*LISTED RECORDS:*
== == ==

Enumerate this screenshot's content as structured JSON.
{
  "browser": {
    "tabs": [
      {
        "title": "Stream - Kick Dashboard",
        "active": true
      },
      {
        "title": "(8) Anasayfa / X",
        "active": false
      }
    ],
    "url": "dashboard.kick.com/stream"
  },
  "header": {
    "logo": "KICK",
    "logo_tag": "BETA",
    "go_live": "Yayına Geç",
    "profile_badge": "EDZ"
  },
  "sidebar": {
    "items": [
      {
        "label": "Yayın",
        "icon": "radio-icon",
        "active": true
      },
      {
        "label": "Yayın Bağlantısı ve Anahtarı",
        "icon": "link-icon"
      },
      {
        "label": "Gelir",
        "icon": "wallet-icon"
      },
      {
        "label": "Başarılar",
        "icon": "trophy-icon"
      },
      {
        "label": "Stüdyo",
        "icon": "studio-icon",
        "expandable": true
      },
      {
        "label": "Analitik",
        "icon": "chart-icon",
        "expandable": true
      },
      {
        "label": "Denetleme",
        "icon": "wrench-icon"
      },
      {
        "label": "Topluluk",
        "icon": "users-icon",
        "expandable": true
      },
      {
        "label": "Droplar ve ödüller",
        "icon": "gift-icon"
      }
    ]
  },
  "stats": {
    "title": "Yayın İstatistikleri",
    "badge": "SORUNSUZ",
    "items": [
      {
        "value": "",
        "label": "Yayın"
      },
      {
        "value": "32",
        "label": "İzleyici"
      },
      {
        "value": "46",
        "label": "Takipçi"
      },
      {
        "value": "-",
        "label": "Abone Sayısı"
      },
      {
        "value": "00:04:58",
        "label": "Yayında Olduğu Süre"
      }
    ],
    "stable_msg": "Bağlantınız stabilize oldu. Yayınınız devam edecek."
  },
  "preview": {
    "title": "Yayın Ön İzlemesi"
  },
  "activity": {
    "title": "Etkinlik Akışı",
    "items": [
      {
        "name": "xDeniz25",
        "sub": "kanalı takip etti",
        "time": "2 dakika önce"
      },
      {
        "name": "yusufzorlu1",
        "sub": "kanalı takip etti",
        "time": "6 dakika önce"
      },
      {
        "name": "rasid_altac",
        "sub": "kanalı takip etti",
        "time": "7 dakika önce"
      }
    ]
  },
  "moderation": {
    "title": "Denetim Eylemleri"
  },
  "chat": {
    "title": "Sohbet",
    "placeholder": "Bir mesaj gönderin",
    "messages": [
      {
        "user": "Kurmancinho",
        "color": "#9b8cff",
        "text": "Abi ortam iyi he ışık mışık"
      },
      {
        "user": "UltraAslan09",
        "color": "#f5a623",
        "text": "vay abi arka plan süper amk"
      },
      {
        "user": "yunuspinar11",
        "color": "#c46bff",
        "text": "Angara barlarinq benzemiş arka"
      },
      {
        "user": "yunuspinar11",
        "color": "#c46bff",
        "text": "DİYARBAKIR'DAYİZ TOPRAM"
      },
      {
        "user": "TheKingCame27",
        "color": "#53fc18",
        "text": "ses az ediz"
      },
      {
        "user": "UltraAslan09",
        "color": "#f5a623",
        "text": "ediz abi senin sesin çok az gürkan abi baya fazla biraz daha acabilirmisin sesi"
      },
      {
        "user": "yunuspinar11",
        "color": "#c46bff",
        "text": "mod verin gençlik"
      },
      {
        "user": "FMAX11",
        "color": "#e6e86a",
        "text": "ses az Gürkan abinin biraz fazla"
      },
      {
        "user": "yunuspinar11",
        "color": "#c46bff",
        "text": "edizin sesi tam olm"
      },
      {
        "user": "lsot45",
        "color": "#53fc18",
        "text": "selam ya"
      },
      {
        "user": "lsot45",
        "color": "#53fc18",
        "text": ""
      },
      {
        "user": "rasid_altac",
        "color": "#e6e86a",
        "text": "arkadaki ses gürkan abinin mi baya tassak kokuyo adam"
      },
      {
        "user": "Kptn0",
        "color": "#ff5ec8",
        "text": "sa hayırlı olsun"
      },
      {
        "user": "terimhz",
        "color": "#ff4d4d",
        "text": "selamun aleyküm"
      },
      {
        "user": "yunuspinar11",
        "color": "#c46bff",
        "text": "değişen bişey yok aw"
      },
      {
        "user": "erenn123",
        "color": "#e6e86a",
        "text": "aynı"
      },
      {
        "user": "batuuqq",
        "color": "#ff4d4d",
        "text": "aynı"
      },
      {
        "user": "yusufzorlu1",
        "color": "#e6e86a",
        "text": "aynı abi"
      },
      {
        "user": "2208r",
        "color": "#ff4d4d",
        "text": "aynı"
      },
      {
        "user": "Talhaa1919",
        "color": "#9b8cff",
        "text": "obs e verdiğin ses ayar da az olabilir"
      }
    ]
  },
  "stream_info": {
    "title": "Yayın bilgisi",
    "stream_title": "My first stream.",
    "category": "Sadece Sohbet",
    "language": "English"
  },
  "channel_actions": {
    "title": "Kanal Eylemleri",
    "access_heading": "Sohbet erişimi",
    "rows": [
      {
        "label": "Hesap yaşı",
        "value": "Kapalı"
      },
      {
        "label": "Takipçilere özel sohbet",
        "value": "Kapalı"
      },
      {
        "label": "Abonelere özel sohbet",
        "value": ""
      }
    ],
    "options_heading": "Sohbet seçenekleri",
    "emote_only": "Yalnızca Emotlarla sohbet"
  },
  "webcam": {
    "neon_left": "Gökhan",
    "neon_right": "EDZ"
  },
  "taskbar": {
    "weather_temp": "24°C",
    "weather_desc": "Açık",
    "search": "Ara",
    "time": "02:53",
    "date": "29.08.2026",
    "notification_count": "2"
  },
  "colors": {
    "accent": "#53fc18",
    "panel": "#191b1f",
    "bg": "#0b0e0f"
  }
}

== == ==

*TASK OBJECTIVE:*
Make an exact copy of the listing, including every line.

*SOLUTION TO THIS PROBLEM:*
Enumerate this screenshot's content as structured JSON.
{
  "browser": {
    "tabs": [
      {
        "title": "Stream - Kick Dashboard",
        "active": true
      },
      {
        "title": "(8) Anasayfa / X",
        "active": false
      }
    ],
    "url": "dashboard.kick.com/stream"
  },
  "header": {
    "logo": "KICK",
    "logo_tag": "BETA",
    "go_live": "Yayına Geç",
    "profile_badge": "EDZ"
  },
  "sidebar": {
    "items": [
      {
        "label": "Yayın",
        "icon": "radio-icon",
        "active": true
      },
      {
        "label": "Yayın Bağlantısı ve Anahtarı",
        "icon": "link-icon"
      },
      {
        "label": "Gelir",
        "icon": "wallet-icon"
      },
      {
        "label": "Başarılar",
        "icon": "trophy-icon"
      },
      {
        "label": "Stüdyo",
        "icon": "studio-icon",
        "expandable": true
      },
      {
        "label": "Analitik",
        "icon": "chart-icon",
        "expandable": true
      },
      {
        "label": "Denetleme",
        "icon": "wrench-icon"
      },
      {
        "label": "Topluluk",
        "icon": "users-icon",
        "expandable": true
      },
      {
        "label": "Droplar ve ödüller",
        "icon": "gift-icon"
      }
    ]
  },
  "stats": {
    "title": "Yayın İstatistikleri",
    "badge": "SORUNSUZ",
    "items": [
      {
        "value": "",
        "label": "Yayın"
      },
      {
        "value": "32",
        "label": "İzleyici"
      },
      {
        "value": "46",
        "label": "Takipçi"
      },
      {
        "value": "-",
        "label": "Abone Sayısı"
      },
      {
        "value": "00:04:58",
        "label": "Yayında Olduğu Süre"
      }
    ],
    "stable_msg": "Bağlantınız stabilize oldu. Yayınınız devam edecek."
  },
  "preview": {
    "title": "Yayın Ön İzlemesi"
  },
  "activity": {
    "title": "Etkinlik Akışı",
    "items": [
      {
        "name": "xDeniz25",
        "sub": "kanalı takip etti",
        "time": "2 dakika önce"
      },
      {
        "name": "yusufzorlu1",
        "sub": "kanalı takip etti",
        "time": "6 dakika önce"
      },
      {
        "name": "rasid_altac",
        "sub": "kanalı takip etti",
        "time": "7 dakika önce"
      }
    ]
  },
  "moderation": {
    "title": "Denetim Eylemleri"
  },
  "chat": {
    "title": "Sohbet",
    "placeholder": "Bir mesaj gönderin",
    "messages": [
      {
        "user": "Kurmancinho",
        "color": "#9b8cff",
        "text": "Abi ortam iyi he ışık mışık"
      },
      {
        "user": "UltraAslan09",
        "color": "#f5a623",
        "text": "vay abi arka plan süper amk"
      },
      {
        "user": "yunuspinar11",
        "color": "#c46bff",
        "text": "Angara barlarinq benzemiş arka"
      },
      {
        "user": "yunuspinar11",
        "color": "#c46bff",
        "text": "DİYARBAKIR'DAYİZ TOPRAM"
      },
      {
        "user": "TheKingCame27",
        "color": "#53fc18",
        "text": "ses az ediz"
      },
      {
        "user": "UltraAslan09",
        "color": "#f5a623",
        "text": "ediz abi senin sesin çok az gürkan abi baya fazla biraz daha acabilirmisin sesi"
      },
      {
        "user": "yunuspinar11",
        "color": "#c46bff",
        "text": "mod verin gençlik"
      },
      {
        "user": "FMAX11",
        "color": "#e6e86a",
        "text": "ses az Gürkan abinin biraz fazla"
      },
      {
        "user": "yunuspinar11",
        "color": "#c46bff",
        "text": "edizin sesi tam olm"
      },
      {
        "user": "lsot45",
        "color": "#53fc18",
        "text": "selam ya"
      },
      {
        "user": "lsot45",
        "color": "#53fc18",
        "text": ""
      },
      {
        "user": "rasid_altac",
        "color": "#e6e86a",
        "text": "arkadaki ses gürkan abinin mi baya tassak kokuyo adam"
      },
      {
        "user": "Kptn0",
        "color": "#ff5ec8",
        "text": "sa hayırlı olsun"
      },
      {
        "user": "terimhz",
        "color": "#ff4d4d",
        "text": "selamun aleyküm"
      },
      {
        "user": "yunuspinar11",
        "color": "#c46bff",
        "text": "değişen bişey yok aw"
      },
      {
        "user": "erenn123",
        "color": "#e6e86a",
        "text": "aynı"
      },
      {
        "user": "batuuqq",
        "color": "#ff4d4d",
        "text": "aynı"
      },
      {
        "user": "yusufzorlu1",
        "color": "#e6e86a",
        "text": "aynı abi"
      },
      {
        "user": "2208r",
        "color": "#ff4d4d",
        "text": "aynı"
      },
      {
        "user": "Talhaa1919",
        "color": "#9b8cff",
        "text": "obs e verdiğin ses ayar da az olabilir"
      }
    ]
  },
  "stream_info": {
    "title": "Yayın bilgisi",
    "stream_title": "My first stream.",
    "category": "Sadece Sohbet",
    "language": "English"
  },
  "channel_actions": {
    "title": "Kanal Eylemleri",
    "access_heading": "Sohbet erişimi",
    "rows": [
      {
        "label": "Hesap yaşı",
        "value": "Kapalı"
      },
      {
        "label": "Takipçilere özel sohbet",
        "value": "Kapalı"
      },
      {
        "label": "Abonelere özel sohbet",
        "value": ""
      }
    ],
    "options_heading": "Sohbet seçenekleri",
    "emote_only": "Yalnızca Emotlarla sohbet"
  },
  "webcam": {
    "neon_left": "Gökhan",
    "neon_right": "EDZ"
  },
  "taskbar": {
    "weather_temp": "24°C",
    "weather_desc": "Açık",
    "search": "Ara",
    "time": "02:53",
    "date": "29.08.2026",
    "notification_count": "2"
  },
  "colors": {
    "accent": "#53fc18",
    "panel": "#191b1f",
    "bg": "#0b0e0f"
  }
}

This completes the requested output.